• WORK REQUIRED:
Collect every line that includes the string "image".

• LISTED RECORDS:
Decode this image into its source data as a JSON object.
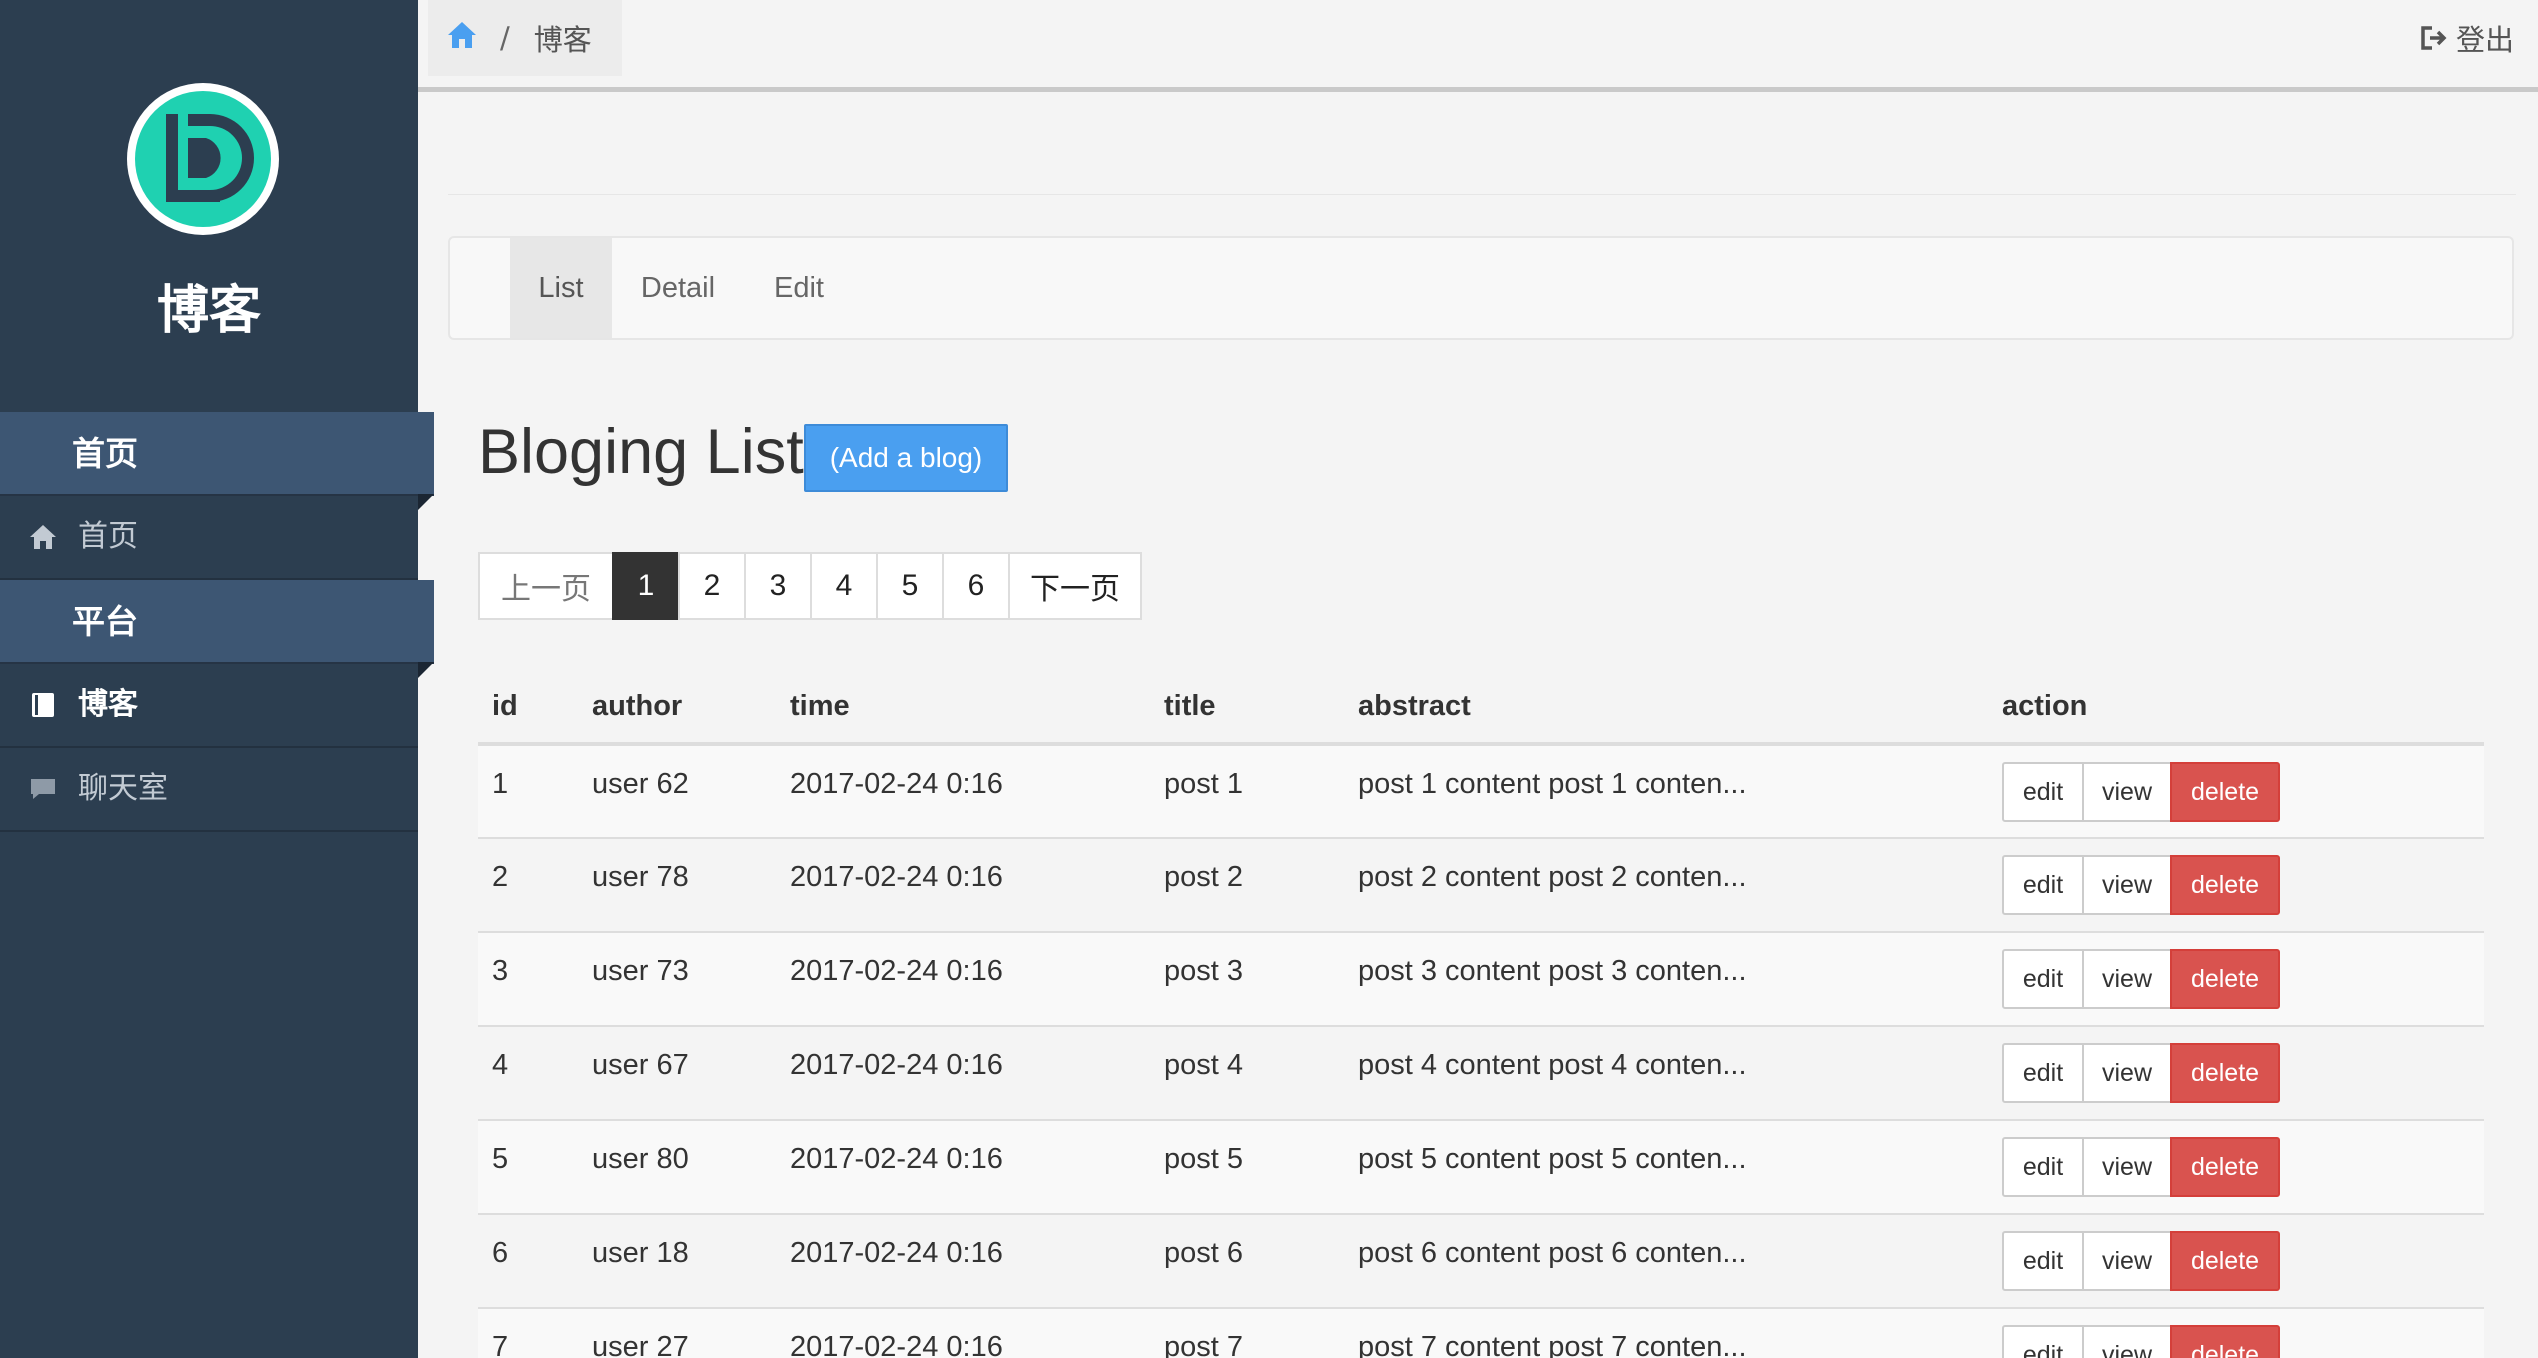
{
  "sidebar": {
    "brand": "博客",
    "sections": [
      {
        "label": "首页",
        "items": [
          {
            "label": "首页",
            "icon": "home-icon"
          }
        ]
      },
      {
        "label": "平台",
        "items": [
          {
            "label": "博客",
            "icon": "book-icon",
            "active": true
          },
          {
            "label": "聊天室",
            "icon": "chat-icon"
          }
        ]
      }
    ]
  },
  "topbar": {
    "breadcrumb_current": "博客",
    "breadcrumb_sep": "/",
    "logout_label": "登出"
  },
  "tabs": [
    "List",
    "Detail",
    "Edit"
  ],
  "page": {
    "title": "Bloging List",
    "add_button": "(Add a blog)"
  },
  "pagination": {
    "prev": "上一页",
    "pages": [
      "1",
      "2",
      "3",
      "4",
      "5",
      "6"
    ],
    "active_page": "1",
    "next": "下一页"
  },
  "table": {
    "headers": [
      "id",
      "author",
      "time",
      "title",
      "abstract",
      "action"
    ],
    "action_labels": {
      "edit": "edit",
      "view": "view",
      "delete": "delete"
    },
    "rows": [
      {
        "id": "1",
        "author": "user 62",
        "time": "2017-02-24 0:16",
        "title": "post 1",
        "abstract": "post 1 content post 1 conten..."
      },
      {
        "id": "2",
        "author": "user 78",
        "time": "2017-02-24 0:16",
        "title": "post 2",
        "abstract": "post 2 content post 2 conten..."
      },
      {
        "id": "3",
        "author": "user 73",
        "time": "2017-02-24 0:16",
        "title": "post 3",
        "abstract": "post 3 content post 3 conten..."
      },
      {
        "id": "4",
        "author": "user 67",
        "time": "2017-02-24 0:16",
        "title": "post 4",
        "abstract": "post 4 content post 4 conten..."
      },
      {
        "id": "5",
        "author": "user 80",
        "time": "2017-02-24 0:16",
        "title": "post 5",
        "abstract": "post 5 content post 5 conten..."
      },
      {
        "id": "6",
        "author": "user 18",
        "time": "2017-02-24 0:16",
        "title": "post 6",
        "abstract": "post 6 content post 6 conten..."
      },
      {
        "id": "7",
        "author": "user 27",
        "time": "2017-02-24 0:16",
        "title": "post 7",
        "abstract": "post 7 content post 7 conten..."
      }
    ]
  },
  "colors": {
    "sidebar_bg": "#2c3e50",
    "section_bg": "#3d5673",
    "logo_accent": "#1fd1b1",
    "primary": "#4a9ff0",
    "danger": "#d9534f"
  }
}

---

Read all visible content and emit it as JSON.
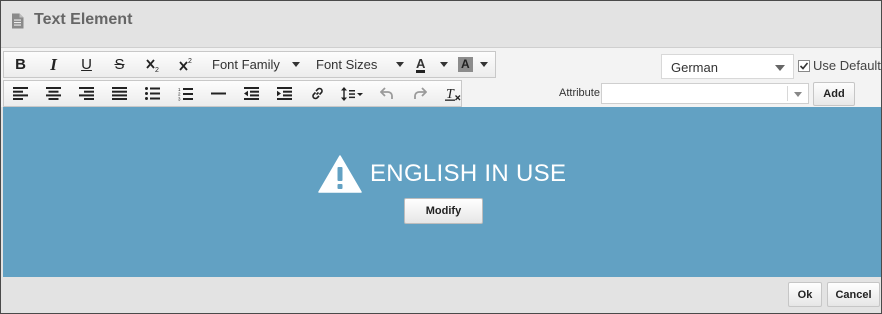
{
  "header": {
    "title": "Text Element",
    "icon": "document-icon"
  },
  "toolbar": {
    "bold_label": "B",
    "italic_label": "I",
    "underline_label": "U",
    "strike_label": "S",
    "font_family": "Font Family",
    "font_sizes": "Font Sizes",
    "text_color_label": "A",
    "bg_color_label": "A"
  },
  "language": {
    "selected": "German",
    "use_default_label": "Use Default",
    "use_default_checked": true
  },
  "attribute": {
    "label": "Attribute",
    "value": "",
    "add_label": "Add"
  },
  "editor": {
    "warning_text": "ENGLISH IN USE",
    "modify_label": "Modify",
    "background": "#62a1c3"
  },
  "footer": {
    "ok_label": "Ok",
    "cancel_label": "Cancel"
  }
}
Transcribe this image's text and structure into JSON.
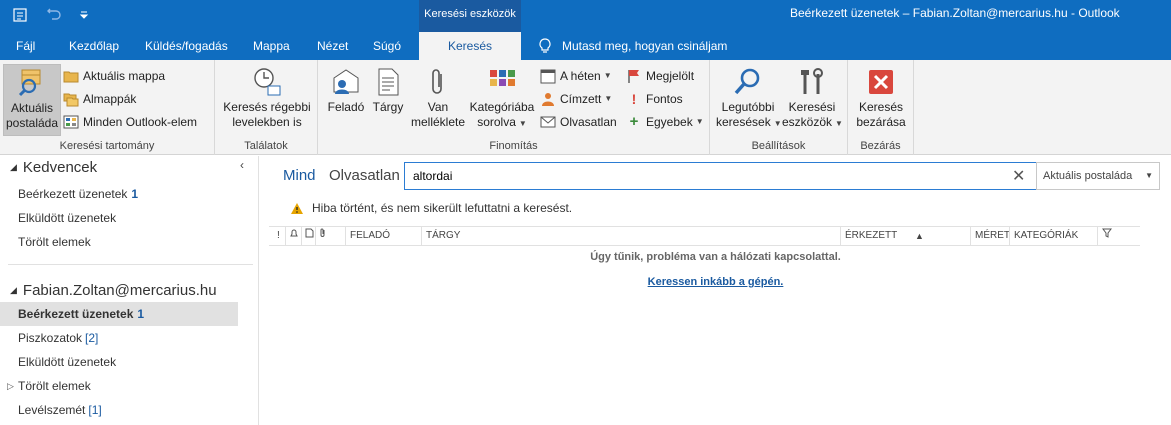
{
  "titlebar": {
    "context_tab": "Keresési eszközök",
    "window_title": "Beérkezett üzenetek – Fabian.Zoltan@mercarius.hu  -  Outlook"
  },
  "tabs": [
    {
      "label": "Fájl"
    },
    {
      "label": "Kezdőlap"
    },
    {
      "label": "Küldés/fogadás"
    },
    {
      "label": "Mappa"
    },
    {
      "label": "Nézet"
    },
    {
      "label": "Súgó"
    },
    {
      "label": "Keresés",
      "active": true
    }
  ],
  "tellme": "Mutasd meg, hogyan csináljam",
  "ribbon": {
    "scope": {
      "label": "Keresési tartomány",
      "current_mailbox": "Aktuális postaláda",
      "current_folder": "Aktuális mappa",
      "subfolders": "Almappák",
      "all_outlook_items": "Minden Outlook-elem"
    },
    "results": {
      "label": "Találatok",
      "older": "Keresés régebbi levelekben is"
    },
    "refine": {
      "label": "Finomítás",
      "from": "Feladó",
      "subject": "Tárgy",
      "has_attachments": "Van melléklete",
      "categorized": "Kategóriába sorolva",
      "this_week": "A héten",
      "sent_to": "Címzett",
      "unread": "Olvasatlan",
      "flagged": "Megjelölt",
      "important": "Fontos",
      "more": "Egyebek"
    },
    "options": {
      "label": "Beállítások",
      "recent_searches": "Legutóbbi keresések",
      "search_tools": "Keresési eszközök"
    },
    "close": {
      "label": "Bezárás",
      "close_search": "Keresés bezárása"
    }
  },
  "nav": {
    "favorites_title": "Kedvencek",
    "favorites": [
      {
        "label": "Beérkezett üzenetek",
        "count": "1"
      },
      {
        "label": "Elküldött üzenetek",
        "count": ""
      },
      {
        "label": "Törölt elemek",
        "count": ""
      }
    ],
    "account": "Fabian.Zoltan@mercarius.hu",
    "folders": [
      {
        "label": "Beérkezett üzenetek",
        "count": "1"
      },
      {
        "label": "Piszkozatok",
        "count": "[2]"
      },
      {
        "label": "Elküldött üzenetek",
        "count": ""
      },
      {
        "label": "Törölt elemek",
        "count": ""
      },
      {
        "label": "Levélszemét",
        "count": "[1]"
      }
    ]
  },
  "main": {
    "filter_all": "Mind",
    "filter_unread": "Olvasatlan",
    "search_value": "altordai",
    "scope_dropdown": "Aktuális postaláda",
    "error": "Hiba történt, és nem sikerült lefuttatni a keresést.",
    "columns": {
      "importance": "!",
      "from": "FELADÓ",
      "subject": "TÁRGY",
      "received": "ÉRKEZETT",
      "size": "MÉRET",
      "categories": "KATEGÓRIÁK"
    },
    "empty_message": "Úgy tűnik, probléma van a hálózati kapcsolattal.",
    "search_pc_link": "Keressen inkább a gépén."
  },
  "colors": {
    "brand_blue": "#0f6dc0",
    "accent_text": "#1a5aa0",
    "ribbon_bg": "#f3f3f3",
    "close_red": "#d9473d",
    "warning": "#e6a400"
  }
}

• SOLUTION TO THE PROBLEM:
Decode this image into its source data as a JSON object.
Transcribe this image's text and structure into JSON.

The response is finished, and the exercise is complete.